### WHAT IS ASKED
Pick out every line holding the string "InStr" and copy it.

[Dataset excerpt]
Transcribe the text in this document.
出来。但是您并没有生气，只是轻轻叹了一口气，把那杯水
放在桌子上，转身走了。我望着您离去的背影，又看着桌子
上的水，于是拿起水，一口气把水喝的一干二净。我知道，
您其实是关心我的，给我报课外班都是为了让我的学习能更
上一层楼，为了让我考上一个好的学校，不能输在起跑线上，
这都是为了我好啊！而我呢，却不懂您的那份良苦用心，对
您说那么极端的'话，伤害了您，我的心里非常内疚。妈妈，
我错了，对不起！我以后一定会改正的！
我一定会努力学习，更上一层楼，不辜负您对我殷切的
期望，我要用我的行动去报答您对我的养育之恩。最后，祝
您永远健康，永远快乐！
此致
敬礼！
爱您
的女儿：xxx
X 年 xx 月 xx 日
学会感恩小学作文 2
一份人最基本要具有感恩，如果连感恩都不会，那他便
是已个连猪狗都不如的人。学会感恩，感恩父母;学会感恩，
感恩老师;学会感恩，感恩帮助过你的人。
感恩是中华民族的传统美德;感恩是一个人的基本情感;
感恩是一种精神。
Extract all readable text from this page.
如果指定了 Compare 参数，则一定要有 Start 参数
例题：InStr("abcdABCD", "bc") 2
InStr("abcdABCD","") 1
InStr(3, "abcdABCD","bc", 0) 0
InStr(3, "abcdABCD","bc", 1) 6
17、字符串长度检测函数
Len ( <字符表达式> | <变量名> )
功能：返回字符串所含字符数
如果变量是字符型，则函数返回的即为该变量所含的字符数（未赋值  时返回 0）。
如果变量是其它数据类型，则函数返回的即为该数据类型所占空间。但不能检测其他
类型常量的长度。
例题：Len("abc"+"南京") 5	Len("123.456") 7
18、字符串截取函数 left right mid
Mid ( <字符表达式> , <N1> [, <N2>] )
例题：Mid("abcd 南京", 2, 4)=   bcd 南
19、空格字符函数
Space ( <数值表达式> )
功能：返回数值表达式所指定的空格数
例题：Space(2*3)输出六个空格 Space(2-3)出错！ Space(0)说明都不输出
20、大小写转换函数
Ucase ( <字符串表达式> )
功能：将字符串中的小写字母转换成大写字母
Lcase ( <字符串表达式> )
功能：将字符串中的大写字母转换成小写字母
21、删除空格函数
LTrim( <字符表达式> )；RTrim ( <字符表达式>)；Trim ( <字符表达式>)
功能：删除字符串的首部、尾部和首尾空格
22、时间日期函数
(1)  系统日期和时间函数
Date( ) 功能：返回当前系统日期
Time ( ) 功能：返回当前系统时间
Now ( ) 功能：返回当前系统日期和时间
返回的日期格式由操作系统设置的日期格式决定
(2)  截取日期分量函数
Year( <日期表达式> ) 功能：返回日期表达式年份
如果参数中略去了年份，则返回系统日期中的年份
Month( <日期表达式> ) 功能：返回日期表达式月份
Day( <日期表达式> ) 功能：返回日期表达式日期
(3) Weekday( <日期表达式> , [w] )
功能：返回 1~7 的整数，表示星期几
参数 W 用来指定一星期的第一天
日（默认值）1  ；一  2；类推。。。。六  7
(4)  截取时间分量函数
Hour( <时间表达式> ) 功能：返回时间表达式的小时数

### SOLUTION FOR THIS EXERCISE
例题：InStr("abcdABCD", "bc") 2
InStr("abcdABCD","") 1
InStr(3, "abcdABCD","bc", 0) 0
InStr(3, "abcdABCD","bc", 1) 6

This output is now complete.